* _Set problem_: Copy all of the records below verbatim.

start

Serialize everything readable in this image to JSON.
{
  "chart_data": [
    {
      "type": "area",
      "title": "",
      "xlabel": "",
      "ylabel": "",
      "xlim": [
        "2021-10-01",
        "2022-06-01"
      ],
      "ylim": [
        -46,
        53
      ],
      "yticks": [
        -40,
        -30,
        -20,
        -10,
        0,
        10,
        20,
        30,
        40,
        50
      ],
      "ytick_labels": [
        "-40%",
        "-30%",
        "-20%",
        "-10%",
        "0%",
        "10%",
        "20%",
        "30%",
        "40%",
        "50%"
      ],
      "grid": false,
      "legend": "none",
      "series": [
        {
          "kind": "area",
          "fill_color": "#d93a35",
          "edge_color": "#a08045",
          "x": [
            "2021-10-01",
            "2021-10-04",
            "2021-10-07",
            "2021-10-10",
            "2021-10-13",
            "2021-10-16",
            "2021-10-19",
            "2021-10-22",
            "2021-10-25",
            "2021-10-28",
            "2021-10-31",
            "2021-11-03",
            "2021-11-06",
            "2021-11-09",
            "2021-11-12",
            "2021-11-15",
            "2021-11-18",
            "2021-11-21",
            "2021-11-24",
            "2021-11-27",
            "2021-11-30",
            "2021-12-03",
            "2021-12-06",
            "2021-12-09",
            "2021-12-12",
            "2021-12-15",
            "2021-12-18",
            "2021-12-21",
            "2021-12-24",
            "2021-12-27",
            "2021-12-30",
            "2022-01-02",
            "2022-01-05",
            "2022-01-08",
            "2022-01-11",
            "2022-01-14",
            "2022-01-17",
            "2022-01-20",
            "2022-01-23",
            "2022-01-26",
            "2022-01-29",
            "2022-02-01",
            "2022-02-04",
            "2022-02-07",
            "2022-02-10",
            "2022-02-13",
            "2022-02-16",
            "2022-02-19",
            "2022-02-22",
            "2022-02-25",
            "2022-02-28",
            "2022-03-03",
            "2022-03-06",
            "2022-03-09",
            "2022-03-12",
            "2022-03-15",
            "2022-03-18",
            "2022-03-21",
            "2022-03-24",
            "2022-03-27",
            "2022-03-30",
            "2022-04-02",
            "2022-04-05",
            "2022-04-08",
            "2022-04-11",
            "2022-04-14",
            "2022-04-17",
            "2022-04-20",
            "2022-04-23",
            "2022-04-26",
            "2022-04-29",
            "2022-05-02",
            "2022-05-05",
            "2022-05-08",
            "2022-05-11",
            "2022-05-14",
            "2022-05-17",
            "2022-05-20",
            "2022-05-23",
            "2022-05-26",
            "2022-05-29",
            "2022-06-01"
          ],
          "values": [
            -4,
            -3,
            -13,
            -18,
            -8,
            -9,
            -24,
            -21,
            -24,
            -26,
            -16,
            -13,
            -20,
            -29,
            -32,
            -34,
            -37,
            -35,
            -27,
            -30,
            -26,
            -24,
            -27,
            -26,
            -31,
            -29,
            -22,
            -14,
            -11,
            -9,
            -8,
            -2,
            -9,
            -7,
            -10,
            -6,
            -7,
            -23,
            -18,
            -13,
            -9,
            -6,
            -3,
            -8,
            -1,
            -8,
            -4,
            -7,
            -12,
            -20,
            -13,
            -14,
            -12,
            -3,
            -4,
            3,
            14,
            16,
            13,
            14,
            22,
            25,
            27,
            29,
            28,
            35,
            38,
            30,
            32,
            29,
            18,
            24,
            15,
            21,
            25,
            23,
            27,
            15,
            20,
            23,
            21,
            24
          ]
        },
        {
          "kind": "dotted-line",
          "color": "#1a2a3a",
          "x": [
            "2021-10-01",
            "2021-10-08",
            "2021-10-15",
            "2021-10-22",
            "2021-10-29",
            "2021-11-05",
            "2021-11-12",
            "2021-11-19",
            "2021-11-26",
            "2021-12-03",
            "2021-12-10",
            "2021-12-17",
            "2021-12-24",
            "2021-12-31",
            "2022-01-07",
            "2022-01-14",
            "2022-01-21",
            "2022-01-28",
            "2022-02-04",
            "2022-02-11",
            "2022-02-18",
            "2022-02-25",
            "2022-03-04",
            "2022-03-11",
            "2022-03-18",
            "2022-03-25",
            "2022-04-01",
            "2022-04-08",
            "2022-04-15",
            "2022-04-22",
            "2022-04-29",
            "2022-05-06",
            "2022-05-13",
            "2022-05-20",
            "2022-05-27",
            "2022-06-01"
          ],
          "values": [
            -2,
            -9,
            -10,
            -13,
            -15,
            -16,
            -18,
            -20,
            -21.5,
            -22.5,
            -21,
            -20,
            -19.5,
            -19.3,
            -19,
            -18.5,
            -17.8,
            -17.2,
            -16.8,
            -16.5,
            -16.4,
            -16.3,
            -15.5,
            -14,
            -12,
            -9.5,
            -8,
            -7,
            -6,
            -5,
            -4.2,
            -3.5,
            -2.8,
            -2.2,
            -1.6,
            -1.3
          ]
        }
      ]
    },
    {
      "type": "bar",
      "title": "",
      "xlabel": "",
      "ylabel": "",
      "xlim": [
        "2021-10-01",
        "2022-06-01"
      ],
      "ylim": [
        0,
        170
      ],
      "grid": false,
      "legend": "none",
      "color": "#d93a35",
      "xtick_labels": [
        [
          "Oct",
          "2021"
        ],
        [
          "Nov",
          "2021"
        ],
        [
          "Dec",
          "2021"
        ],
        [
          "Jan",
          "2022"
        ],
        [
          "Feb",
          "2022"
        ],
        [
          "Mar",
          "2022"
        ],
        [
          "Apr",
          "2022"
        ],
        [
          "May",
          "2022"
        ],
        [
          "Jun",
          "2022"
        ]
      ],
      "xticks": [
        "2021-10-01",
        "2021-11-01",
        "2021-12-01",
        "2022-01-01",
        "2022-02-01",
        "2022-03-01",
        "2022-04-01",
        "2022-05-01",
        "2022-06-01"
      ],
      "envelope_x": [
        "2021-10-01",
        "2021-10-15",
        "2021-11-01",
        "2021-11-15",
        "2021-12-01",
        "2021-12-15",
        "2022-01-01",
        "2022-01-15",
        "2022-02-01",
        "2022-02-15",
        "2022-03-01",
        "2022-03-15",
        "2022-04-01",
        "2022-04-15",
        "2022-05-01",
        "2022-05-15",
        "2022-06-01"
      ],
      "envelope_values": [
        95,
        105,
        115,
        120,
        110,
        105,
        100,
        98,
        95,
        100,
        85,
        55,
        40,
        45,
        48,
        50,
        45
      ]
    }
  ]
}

end

* _Output_:
Serialize everything readable in this image to JSON.
{
  "chart_data": [
    {
      "type": "area",
      "title": "",
      "xlabel": "",
      "ylabel": "",
      "xlim": [
        "2021-10-01",
        "2022-06-01"
      ],
      "ylim": [
        -46,
        53
      ],
      "yticks": [
        -40,
        -30,
        -20,
        -10,
        0,
        10,
        20,
        30,
        40,
        50
      ],
      "ytick_labels": [
        "-40%",
        "-30%",
        "-20%",
        "-10%",
        "0%",
        "10%",
        "20%",
        "30%",
        "40%",
        "50%"
      ],
      "grid": false,
      "legend": "none",
      "series": [
        {
          "kind": "area",
          "fill_color": "#d93a35",
          "edge_color": "#a08045",
          "x": [
            "2021-10-01",
            "2021-10-04",
            "2021-10-07",
            "2021-10-10",
            "2021-10-13",
            "2021-10-16",
            "2021-10-19",
            "2021-10-22",
            "2021-10-25",
            "2021-10-28",
            "2021-10-31",
            "2021-11-03",
            "2021-11-06",
            "2021-11-09",
            "2021-11-12",
            "2021-11-15",
            "2021-11-18",
            "2021-11-21",
            "2021-11-24",
            "2021-11-27",
            "2021-11-30",
            "2021-12-03",
            "2021-12-06",
            "2021-12-09",
            "2021-12-12",
            "2021-12-15",
            "2021-12-18",
            "2021-12-21",
            "2021-12-24",
            "2021-12-27",
            "2021-12-30",
            "2022-01-02",
            "2022-01-05",
            "2022-01-08",
            "2022-01-11",
            "2022-01-14",
            "2022-01-17",
            "2022-01-20",
            "2022-01-23",
            "2022-01-26",
            "2022-01-29",
            "2022-02-01",
            "2022-02-04",
            "2022-02-07",
            "2022-02-10",
            "2022-02-13",
            "2022-02-16",
            "2022-02-19",
            "2022-02-22",
            "2022-02-25",
            "2022-02-28",
            "2022-03-03",
            "2022-03-06",
            "2022-03-09",
            "2022-03-12",
            "2022-03-15",
            "2022-03-18",
            "2022-03-21",
            "2022-03-24",
            "2022-03-27",
            "2022-03-30",
            "2022-04-02",
            "2022-04-05",
            "2022-04-08",
            "2022-04-11",
            "2022-04-14",
            "2022-04-17",
            "2022-04-20",
            "2022-04-23",
            "2022-04-26",
            "2022-04-29",
            "2022-05-02",
            "2022-05-05",
            "2022-05-08",
            "2022-05-11",
            "2022-05-14",
            "2022-05-17",
            "2022-05-20",
            "2022-05-23",
            "2022-05-26",
            "2022-05-29",
            "2022-06-01"
          ],
          "values": [
            -4,
            -3,
            -13,
            -18,
            -8,
            -9,
            -24,
            -21,
            -24,
            -26,
            -16,
            -13,
            -20,
            -29,
            -32,
            -34,
            -37,
            -35,
            -27,
            -30,
            -26,
            -24,
            -27,
            -26,
            -31,
            -29,
            -22,
            -14,
            -11,
            -9,
            -8,
            -2,
            -9,
            -7,
            -10,
            -6,
            -7,
            -23,
            -18,
            -13,
            -9,
            -6,
            -3,
            -8,
            -1,
            -8,
            -4,
            -7,
            -12,
            -20,
            -13,
            -14,
            -12,
            -3,
            -4,
            3,
            14,
            16,
            13,
            14,
            22,
            25,
            27,
            29,
            28,
            35,
            38,
            30,
            32,
            29,
            18,
            24,
            15,
            21,
            25,
            23,
            27,
            15,
            20,
            23,
            21,
            24
          ]
        },
        {
          "kind": "dotted-line",
          "color": "#1a2a3a",
          "x": [
            "2021-10-01",
            "2021-10-08",
            "2021-10-15",
            "2021-10-22",
            "2021-10-29",
            "2021-11-05",
            "2021-11-12",
            "2021-11-19",
            "2021-11-26",
            "2021-12-03",
            "2021-12-10",
            "2021-12-17",
            "2021-12-24",
            "2021-12-31",
            "2022-01-07",
            "2022-01-14",
            "2022-01-21",
            "2022-01-28",
            "2022-02-04",
            "2022-02-11",
            "2022-02-18",
            "2022-02-25",
            "2022-03-04",
            "2022-03-11",
            "2022-03-18",
            "2022-03-25",
            "2022-04-01",
            "2022-04-08",
            "2022-04-15",
            "2022-04-22",
            "2022-04-29",
            "2022-05-06",
            "2022-05-13",
            "2022-05-20",
            "2022-05-27",
            "2022-06-01"
          ],
          "values": [
            -2,
            -9,
            -10,
            -13,
            -15,
            -16,
            -18,
            -20,
            -21.5,
            -22.5,
            -21,
            -20,
            -19.5,
            -19.3,
            -19,
            -18.5,
            -17.8,
            -17.2,
            -16.8,
            -16.5,
            -16.4,
            -16.3,
            -15.5,
            -14,
            -12,
            -9.5,
            -8,
            -7,
            -6,
            -5,
            -4.2,
            -3.5,
            -2.8,
            -2.2,
            -1.6,
            -1.3
          ]
        }
      ]
    },
    {
      "type": "bar",
      "title": "",
      "xlabel": "",
      "ylabel": "",
      "xlim": [
        "2021-10-01",
        "2022-06-01"
      ],
      "ylim": [
        0,
        170
      ],
      "grid": false,
      "legend": "none",
      "color": "#d93a35",
      "xtick_labels": [
        [
          "Oct",
          "2021"
        ],
        [
          "Nov",
          "2021"
        ],
        [
          "Dec",
          "2021"
        ],
        [
          "Jan",
          "2022"
        ],
        [
          "Feb",
          "2022"
        ],
        [
          "Mar",
          "2022"
        ],
        [
          "Apr",
          "2022"
        ],
        [
          "May",
          "2022"
        ],
        [
          "Jun",
          "2022"
        ]
      ],
      "xticks": [
        "2021-10-01",
        "2021-11-01",
        "2021-12-01",
        "2022-01-01",
        "2022-02-01",
        "2022-03-01",
        "2022-04-01",
        "2022-05-01",
        "2022-06-01"
      ],
      "envelope_x": [
        "2021-10-01",
        "2021-10-15",
        "2021-11-01",
        "2021-11-15",
        "2021-12-01",
        "2021-12-15",
        "2022-01-01",
        "2022-01-15",
        "2022-02-01",
        "2022-02-15",
        "2022-03-01",
        "2022-03-15",
        "2022-04-01",
        "2022-04-15",
        "2022-05-01",
        "2022-05-15",
        "2022-06-01"
      ],
      "envelope_values": [
        95,
        105,
        115,
        120,
        110,
        105,
        100,
        98,
        95,
        100,
        85,
        55,
        40,
        45,
        48,
        50,
        45
      ]
    }
  ]
}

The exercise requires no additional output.